Start of Raw records

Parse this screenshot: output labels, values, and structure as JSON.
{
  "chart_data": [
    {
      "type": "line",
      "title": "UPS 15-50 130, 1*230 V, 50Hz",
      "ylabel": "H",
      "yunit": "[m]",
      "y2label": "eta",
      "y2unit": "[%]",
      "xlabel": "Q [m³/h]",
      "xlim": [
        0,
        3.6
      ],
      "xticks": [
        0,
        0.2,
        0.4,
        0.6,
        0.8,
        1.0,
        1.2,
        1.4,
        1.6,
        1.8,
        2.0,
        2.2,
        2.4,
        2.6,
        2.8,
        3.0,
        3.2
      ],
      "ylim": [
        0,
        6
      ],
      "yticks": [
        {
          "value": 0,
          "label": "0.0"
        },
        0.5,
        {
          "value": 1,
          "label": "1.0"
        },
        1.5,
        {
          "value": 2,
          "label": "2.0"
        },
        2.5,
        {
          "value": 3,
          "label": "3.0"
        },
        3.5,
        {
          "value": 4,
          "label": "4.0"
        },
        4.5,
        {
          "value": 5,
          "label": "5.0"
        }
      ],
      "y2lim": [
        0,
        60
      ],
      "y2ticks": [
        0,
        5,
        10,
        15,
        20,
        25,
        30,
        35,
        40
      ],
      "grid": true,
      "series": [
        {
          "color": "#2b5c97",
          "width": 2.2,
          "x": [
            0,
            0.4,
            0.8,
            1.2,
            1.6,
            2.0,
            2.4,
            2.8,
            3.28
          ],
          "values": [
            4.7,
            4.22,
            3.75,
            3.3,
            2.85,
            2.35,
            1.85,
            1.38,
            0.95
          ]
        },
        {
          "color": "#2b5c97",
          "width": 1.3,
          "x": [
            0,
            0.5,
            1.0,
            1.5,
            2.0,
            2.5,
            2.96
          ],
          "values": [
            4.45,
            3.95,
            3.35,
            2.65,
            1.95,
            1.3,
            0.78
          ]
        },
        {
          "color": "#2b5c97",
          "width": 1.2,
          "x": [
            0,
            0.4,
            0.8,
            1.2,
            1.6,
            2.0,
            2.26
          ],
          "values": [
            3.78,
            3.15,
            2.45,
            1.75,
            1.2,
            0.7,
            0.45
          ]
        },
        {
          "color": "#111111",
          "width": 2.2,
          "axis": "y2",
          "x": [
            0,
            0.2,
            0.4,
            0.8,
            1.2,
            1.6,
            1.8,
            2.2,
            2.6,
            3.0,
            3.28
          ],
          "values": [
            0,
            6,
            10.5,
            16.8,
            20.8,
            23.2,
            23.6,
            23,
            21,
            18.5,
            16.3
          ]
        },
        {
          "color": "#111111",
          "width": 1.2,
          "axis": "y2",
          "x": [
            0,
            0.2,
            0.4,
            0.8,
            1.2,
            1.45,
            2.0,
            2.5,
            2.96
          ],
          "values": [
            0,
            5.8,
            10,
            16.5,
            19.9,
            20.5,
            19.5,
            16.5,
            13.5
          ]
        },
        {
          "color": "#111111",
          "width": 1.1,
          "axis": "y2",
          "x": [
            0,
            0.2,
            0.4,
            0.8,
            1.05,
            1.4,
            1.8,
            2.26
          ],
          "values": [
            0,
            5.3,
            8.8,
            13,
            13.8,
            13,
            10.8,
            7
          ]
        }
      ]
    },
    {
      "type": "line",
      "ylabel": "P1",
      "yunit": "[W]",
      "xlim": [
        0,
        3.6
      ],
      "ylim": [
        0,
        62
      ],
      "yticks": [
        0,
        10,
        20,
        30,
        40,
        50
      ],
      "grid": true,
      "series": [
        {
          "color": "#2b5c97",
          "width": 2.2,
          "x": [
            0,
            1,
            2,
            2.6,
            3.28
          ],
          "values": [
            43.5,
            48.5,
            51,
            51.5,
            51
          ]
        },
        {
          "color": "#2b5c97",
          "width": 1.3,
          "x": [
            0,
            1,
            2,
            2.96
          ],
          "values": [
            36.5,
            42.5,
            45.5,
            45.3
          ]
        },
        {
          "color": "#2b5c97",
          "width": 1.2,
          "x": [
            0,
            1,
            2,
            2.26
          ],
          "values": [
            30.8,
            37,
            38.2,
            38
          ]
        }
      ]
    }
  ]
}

End of Raw records

» **Task**
Reproduce the material above without altering a single character.

» **Exercise solution**
Parse this screenshot: output labels, values, and structure as JSON.
{
  "chart_data": [
    {
      "type": "line",
      "title": "UPS 15-50 130, 1*230 V, 50Hz",
      "ylabel": "H",
      "yunit": "[m]",
      "y2label": "eta",
      "y2unit": "[%]",
      "xlabel": "Q [m³/h]",
      "xlim": [
        0,
        3.6
      ],
      "xticks": [
        0,
        0.2,
        0.4,
        0.6,
        0.8,
        1.0,
        1.2,
        1.4,
        1.6,
        1.8,
        2.0,
        2.2,
        2.4,
        2.6,
        2.8,
        3.0,
        3.2
      ],
      "ylim": [
        0,
        6
      ],
      "yticks": [
        {
          "value": 0,
          "label": "0.0"
        },
        0.5,
        {
          "value": 1,
          "label": "1.0"
        },
        1.5,
        {
          "value": 2,
          "label": "2.0"
        },
        2.5,
        {
          "value": 3,
          "label": "3.0"
        },
        3.5,
        {
          "value": 4,
          "label": "4.0"
        },
        4.5,
        {
          "value": 5,
          "label": "5.0"
        }
      ],
      "y2lim": [
        0,
        60
      ],
      "y2ticks": [
        0,
        5,
        10,
        15,
        20,
        25,
        30,
        35,
        40
      ],
      "grid": true,
      "series": [
        {
          "color": "#2b5c97",
          "width": 2.2,
          "x": [
            0,
            0.4,
            0.8,
            1.2,
            1.6,
            2.0,
            2.4,
            2.8,
            3.28
          ],
          "values": [
            4.7,
            4.22,
            3.75,
            3.3,
            2.85,
            2.35,
            1.85,
            1.38,
            0.95
          ]
        },
        {
          "color": "#2b5c97",
          "width": 1.3,
          "x": [
            0,
            0.5,
            1.0,
            1.5,
            2.0,
            2.5,
            2.96
          ],
          "values": [
            4.45,
            3.95,
            3.35,
            2.65,
            1.95,
            1.3,
            0.78
          ]
        },
        {
          "color": "#2b5c97",
          "width": 1.2,
          "x": [
            0,
            0.4,
            0.8,
            1.2,
            1.6,
            2.0,
            2.26
          ],
          "values": [
            3.78,
            3.15,
            2.45,
            1.75,
            1.2,
            0.7,
            0.45
          ]
        },
        {
          "color": "#111111",
          "width": 2.2,
          "axis": "y2",
          "x": [
            0,
            0.2,
            0.4,
            0.8,
            1.2,
            1.6,
            1.8,
            2.2,
            2.6,
            3.0,
            3.28
          ],
          "values": [
            0,
            6,
            10.5,
            16.8,
            20.8,
            23.2,
            23.6,
            23,
            21,
            18.5,
            16.3
          ]
        },
        {
          "color": "#111111",
          "width": 1.2,
          "axis": "y2",
          "x": [
            0,
            0.2,
            0.4,
            0.8,
            1.2,
            1.45,
            2.0,
            2.5,
            2.96
          ],
          "values": [
            0,
            5.8,
            10,
            16.5,
            19.9,
            20.5,
            19.5,
            16.5,
            13.5
          ]
        },
        {
          "color": "#111111",
          "width": 1.1,
          "axis": "y2",
          "x": [
            0,
            0.2,
            0.4,
            0.8,
            1.05,
            1.4,
            1.8,
            2.26
          ],
          "values": [
            0,
            5.3,
            8.8,
            13,
            13.8,
            13,
            10.8,
            7
          ]
        }
      ]
    },
    {
      "type": "line",
      "ylabel": "P1",
      "yunit": "[W]",
      "xlim": [
        0,
        3.6
      ],
      "ylim": [
        0,
        62
      ],
      "yticks": [
        0,
        10,
        20,
        30,
        40,
        50
      ],
      "grid": true,
      "series": [
        {
          "color": "#2b5c97",
          "width": 2.2,
          "x": [
            0,
            1,
            2,
            2.6,
            3.28
          ],
          "values": [
            43.5,
            48.5,
            51,
            51.5,
            51
          ]
        },
        {
          "color": "#2b5c97",
          "width": 1.3,
          "x": [
            0,
            1,
            2,
            2.96
          ],
          "values": [
            36.5,
            42.5,
            45.5,
            45.3
          ]
        },
        {
          "color": "#2b5c97",
          "width": 1.2,
          "x": [
            0,
            1,
            2,
            2.26
          ],
          "values": [
            30.8,
            37,
            38.2,
            38
          ]
        }
      ]
    }
  ]
}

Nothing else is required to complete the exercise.